## Goal of the exercise:
Repeat the listing below in full, exactly as it stands.

--- start Material to process ---

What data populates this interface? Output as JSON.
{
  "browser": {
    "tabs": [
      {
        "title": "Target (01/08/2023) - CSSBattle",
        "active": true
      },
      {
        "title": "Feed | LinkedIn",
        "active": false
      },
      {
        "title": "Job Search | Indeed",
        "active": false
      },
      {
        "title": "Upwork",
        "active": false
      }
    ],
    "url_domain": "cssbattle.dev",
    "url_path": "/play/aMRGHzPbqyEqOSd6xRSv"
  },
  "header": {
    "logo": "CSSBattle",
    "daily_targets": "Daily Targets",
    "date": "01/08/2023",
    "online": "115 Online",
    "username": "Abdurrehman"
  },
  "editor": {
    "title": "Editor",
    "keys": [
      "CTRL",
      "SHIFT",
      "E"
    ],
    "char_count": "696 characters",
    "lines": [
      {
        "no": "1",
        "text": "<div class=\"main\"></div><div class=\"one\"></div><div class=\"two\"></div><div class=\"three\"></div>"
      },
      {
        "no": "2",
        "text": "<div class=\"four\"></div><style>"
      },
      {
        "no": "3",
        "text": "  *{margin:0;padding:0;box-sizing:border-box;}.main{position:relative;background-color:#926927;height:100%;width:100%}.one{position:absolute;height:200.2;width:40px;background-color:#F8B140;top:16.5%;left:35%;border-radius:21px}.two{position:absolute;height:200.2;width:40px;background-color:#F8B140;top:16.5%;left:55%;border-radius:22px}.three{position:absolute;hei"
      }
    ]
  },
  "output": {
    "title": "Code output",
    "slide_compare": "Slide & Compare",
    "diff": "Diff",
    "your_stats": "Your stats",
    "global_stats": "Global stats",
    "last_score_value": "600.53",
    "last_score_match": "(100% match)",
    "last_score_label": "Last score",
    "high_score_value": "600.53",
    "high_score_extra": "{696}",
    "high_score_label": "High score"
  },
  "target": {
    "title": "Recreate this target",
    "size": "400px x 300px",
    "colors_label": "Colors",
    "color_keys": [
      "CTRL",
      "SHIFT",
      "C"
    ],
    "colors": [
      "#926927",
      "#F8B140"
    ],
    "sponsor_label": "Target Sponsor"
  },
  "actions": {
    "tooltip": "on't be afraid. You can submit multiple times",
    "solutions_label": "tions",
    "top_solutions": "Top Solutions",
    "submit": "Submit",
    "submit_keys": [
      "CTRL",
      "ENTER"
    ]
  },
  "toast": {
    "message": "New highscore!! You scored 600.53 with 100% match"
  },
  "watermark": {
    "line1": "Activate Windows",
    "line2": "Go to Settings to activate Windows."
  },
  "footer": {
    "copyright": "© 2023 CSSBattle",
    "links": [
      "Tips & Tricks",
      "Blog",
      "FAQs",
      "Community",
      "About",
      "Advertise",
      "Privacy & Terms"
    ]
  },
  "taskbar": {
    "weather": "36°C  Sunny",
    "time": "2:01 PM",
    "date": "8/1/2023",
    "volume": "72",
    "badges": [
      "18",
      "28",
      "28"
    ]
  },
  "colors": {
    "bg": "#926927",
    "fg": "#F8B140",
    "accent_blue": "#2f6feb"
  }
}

--- end Material to process ---

## Final result:
What data populates this interface? Output as JSON.
{
  "browser": {
    "tabs": [
      {
        "title": "Target (01/08/2023) - CSSBattle",
        "active": true
      },
      {
        "title": "Feed | LinkedIn",
        "active": false
      },
      {
        "title": "Job Search | Indeed",
        "active": false
      },
      {
        "title": "Upwork",
        "active": false
      }
    ],
    "url_domain": "cssbattle.dev",
    "url_path": "/play/aMRGHzPbqyEqOSd6xRSv"
  },
  "header": {
    "logo": "CSSBattle",
    "daily_targets": "Daily Targets",
    "date": "01/08/2023",
    "online": "115 Online",
    "username": "Abdurrehman"
  },
  "editor": {
    "title": "Editor",
    "keys": [
      "CTRL",
      "SHIFT",
      "E"
    ],
    "char_count": "696 characters",
    "lines": [
      {
        "no": "1",
        "text": "<div class=\"main\"></div><div class=\"one\"></div><div class=\"two\"></div><div class=\"three\"></div>"
      },
      {
        "no": "2",
        "text": "<div class=\"four\"></div><style>"
      },
      {
        "no": "3",
        "text": "  *{margin:0;padding:0;box-sizing:border-box;}.main{position:relative;background-color:#926927;height:100%;width:100%}.one{position:absolute;height:200.2;width:40px;background-color:#F8B140;top:16.5%;left:35%;border-radius:21px}.two{position:absolute;height:200.2;width:40px;background-color:#F8B140;top:16.5%;left:55%;border-radius:22px}.three{position:absolute;hei"
      }
    ]
  },
  "output": {
    "title": "Code output",
    "slide_compare": "Slide & Compare",
    "diff": "Diff",
    "your_stats": "Your stats",
    "global_stats": "Global stats",
    "last_score_value": "600.53",
    "last_score_match": "(100% match)",
    "last_score_label": "Last score",
    "high_score_value": "600.53",
    "high_score_extra": "{696}",
    "high_score_label": "High score"
  },
  "target": {
    "title": "Recreate this target",
    "size": "400px x 300px",
    "colors_label": "Colors",
    "color_keys": [
      "CTRL",
      "SHIFT",
      "C"
    ],
    "colors": [
      "#926927",
      "#F8B140"
    ],
    "sponsor_label": "Target Sponsor"
  },
  "actions": {
    "tooltip": "on't be afraid. You can submit multiple times",
    "solutions_label": "tions",
    "top_solutions": "Top Solutions",
    "submit": "Submit",
    "submit_keys": [
      "CTRL",
      "ENTER"
    ]
  },
  "toast": {
    "message": "New highscore!! You scored 600.53 with 100% match"
  },
  "watermark": {
    "line1": "Activate Windows",
    "line2": "Go to Settings to activate Windows."
  },
  "footer": {
    "copyright": "© 2023 CSSBattle",
    "links": [
      "Tips & Tricks",
      "Blog",
      "FAQs",
      "Community",
      "About",
      "Advertise",
      "Privacy & Terms"
    ]
  },
  "taskbar": {
    "weather": "36°C  Sunny",
    "time": "2:01 PM",
    "date": "8/1/2023",
    "volume": "72",
    "badges": [
      "18",
      "28",
      "28"
    ]
  },
  "colors": {
    "bg": "#926927",
    "fg": "#F8B140",
    "accent_blue": "#2f6feb"
  }
}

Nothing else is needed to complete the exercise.